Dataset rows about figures
============================================================

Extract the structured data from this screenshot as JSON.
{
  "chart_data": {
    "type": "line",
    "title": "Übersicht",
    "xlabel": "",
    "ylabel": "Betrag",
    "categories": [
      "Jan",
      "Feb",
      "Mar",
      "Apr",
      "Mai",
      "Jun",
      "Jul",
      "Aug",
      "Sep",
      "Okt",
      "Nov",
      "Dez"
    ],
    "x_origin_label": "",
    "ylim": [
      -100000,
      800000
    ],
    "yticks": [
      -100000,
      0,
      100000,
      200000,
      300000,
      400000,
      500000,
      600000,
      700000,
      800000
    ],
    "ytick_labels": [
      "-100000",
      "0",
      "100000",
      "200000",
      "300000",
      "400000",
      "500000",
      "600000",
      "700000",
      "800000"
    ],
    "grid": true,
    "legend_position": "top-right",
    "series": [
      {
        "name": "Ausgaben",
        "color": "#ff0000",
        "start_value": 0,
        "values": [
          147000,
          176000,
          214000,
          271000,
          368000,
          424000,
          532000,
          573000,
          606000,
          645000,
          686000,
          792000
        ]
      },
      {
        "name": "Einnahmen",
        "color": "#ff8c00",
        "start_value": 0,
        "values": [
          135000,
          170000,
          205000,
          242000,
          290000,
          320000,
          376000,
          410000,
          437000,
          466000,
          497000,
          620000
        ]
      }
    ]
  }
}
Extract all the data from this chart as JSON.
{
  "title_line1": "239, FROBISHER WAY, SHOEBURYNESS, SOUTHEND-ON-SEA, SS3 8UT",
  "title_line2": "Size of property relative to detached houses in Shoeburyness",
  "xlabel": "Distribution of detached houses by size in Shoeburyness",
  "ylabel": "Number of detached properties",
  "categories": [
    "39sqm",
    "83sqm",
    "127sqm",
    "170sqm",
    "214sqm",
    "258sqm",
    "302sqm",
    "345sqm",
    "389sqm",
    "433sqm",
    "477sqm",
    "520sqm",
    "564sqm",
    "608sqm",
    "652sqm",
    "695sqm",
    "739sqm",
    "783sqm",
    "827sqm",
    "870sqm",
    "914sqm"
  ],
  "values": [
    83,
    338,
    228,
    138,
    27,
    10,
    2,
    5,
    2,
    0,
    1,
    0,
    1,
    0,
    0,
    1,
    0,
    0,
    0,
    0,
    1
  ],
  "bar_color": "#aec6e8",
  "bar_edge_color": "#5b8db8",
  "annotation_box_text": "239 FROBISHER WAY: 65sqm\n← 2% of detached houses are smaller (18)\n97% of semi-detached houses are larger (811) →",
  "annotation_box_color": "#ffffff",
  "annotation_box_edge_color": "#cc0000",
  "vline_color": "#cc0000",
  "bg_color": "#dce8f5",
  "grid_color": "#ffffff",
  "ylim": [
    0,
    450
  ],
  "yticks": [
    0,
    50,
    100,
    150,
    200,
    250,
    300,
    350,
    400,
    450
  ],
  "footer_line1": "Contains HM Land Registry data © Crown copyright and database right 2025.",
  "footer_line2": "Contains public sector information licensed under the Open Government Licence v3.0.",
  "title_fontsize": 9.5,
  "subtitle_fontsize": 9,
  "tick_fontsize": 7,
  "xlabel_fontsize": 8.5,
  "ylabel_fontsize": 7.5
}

============================================================

WORK TO COMPLETE:
Type out the material again exactly as presented.

WRITTEN ANSWER:
Extract the structured data from this screenshot as JSON.
{
  "chart_data": {
    "type": "line",
    "title": "Übersicht",
    "xlabel": "",
    "ylabel": "Betrag",
    "categories": [
      "Jan",
      "Feb",
      "Mar",
      "Apr",
      "Mai",
      "Jun",
      "Jul",
      "Aug",
      "Sep",
      "Okt",
      "Nov",
      "Dez"
    ],
    "x_origin_label": "",
    "ylim": [
      -100000,
      800000
    ],
    "yticks": [
      -100000,
      0,
      100000,
      200000,
      300000,
      400000,
      500000,
      600000,
      700000,
      800000
    ],
    "ytick_labels": [
      "-100000",
      "0",
      "100000",
      "200000",
      "300000",
      "400000",
      "500000",
      "600000",
      "700000",
      "800000"
    ],
    "grid": true,
    "legend_position": "top-right",
    "series": [
      {
        "name": "Ausgaben",
        "color": "#ff0000",
        "start_value": 0,
        "values": [
          147000,
          176000,
          214000,
          271000,
          368000,
          424000,
          532000,
          573000,
          606000,
          645000,
          686000,
          792000
        ]
      },
      {
        "name": "Einnahmen",
        "color": "#ff8c00",
        "start_value": 0,
        "values": [
          135000,
          170000,
          205000,
          242000,
          290000,
          320000,
          376000,
          410000,
          437000,
          466000,
          497000,
          620000
        ]
      }
    ]
  }
}
Extract all the data from this chart as JSON.
{
  "title_line1": "239, FROBISHER WAY, SHOEBURYNESS, SOUTHEND-ON-SEA, SS3 8UT",
  "title_line2": "Size of property relative to detached houses in Shoeburyness",
  "xlabel": "Distribution of detached houses by size in Shoeburyness",
  "ylabel": "Number of detached properties",
  "categories": [
    "39sqm",
    "83sqm",
    "127sqm",
    "170sqm",
    "214sqm",
    "258sqm",
    "302sqm",
    "345sqm",
    "389sqm",
    "433sqm",
    "477sqm",
    "520sqm",
    "564sqm",
    "608sqm",
    "652sqm",
    "695sqm",
    "739sqm",
    "783sqm",
    "827sqm",
    "870sqm",
    "914sqm"
  ],
  "values": [
    83,
    338,
    228,
    138,
    27,
    10,
    2,
    5,
    2,
    0,
    1,
    0,
    1,
    0,
    0,
    1,
    0,
    0,
    0,
    0,
    1
  ],
  "bar_color": "#aec6e8",
  "bar_edge_color": "#5b8db8",
  "annotation_box_text": "239 FROBISHER WAY: 65sqm\n← 2% of detached houses are smaller (18)\n97% of semi-detached houses are larger (811) →",
  "annotation_box_color": "#ffffff",
  "annotation_box_edge_color": "#cc0000",
  "vline_color": "#cc0000",
  "bg_color": "#dce8f5",
  "grid_color": "#ffffff",
  "ylim": [
    0,
    450
  ],
  "yticks": [
    0,
    50,
    100,
    150,
    200,
    250,
    300,
    350,
    400,
    450
  ],
  "footer_line1": "Contains HM Land Registry data © Crown copyright and database right 2025.",
  "footer_line2": "Contains public sector information licensed under the Open Government Licence v3.0.",
  "title_fontsize": 9.5,
  "subtitle_fontsize": 9,
  "tick_fontsize": 7,
  "xlabel_fontsize": 8.5,
  "ylabel_fontsize": 7.5
}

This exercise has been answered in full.